(Dataset items)

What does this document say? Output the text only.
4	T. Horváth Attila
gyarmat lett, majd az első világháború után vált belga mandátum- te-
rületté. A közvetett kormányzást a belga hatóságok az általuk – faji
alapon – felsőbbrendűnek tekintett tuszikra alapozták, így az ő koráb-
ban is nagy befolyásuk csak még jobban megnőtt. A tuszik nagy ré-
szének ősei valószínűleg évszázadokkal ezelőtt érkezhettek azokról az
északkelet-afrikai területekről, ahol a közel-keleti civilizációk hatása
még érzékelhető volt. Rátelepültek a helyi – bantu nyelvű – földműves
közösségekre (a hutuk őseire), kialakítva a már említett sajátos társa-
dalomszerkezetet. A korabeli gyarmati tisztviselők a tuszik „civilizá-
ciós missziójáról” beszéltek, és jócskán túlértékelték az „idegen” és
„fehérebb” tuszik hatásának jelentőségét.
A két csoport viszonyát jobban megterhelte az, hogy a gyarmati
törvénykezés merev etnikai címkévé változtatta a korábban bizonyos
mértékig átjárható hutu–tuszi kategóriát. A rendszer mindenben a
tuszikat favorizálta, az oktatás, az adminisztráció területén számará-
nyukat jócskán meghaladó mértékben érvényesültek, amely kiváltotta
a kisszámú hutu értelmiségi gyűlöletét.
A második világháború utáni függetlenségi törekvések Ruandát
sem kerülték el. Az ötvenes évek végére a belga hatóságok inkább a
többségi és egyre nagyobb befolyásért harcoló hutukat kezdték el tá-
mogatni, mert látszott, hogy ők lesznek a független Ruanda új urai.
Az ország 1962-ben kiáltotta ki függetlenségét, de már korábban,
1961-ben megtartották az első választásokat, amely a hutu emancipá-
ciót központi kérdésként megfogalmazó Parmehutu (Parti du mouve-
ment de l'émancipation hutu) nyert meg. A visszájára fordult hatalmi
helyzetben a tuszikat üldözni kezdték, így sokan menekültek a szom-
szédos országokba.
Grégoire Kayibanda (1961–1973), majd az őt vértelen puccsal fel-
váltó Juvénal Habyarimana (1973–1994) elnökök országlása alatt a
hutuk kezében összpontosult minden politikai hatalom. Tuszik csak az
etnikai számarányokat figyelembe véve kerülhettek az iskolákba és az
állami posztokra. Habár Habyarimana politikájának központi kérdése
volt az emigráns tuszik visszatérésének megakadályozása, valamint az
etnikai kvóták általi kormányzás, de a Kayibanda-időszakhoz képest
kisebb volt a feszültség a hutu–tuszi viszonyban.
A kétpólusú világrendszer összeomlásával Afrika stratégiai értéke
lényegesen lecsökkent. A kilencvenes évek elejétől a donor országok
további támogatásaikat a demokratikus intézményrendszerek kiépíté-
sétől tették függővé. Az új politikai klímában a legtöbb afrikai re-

--

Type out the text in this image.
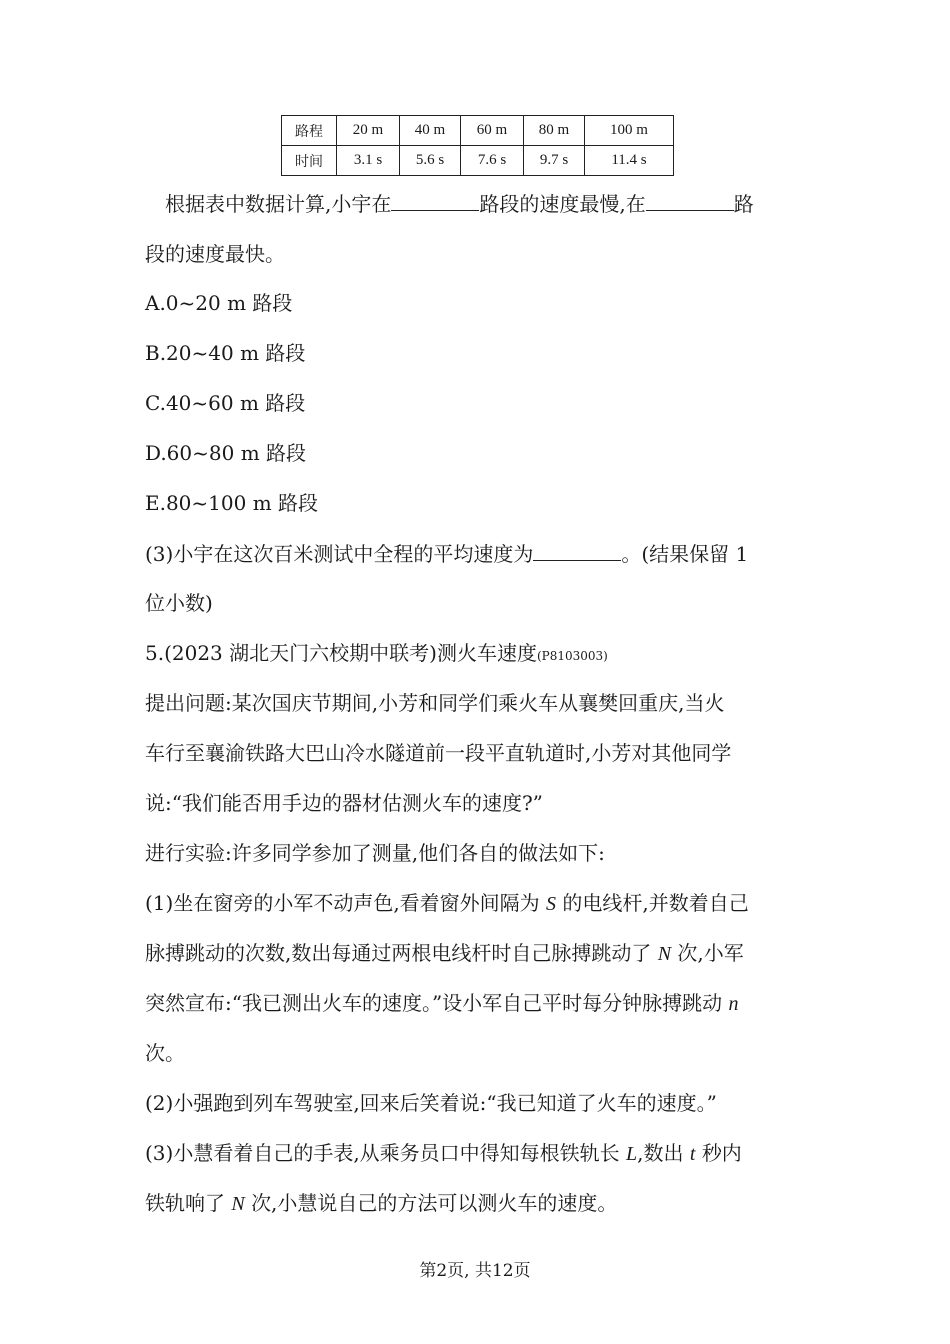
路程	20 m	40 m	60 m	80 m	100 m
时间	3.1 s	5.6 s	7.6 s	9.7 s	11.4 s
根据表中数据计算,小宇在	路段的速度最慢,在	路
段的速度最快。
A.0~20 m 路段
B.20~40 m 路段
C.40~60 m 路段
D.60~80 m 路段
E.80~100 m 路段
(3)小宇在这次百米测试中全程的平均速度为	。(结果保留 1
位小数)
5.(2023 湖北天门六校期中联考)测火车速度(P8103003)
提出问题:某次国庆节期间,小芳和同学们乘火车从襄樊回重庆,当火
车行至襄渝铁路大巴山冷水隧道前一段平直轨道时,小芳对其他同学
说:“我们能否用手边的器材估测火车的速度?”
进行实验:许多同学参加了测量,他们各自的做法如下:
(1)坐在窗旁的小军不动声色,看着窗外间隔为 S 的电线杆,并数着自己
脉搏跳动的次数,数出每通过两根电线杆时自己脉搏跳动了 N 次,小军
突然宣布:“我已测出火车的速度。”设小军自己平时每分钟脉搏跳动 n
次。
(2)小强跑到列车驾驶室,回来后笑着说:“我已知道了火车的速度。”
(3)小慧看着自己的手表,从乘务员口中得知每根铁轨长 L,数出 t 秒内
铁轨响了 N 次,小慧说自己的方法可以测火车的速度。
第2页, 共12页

TO BE DONE:
Scan the listing above and copy all lines containing the word "évek".

EXERCISE ANSWER:
sem kerülték el. Az ötvenes évek végére a belga hatóságok inkább a
lényegesen lecsökkent. A kilencvenes évek elejétől a donor országok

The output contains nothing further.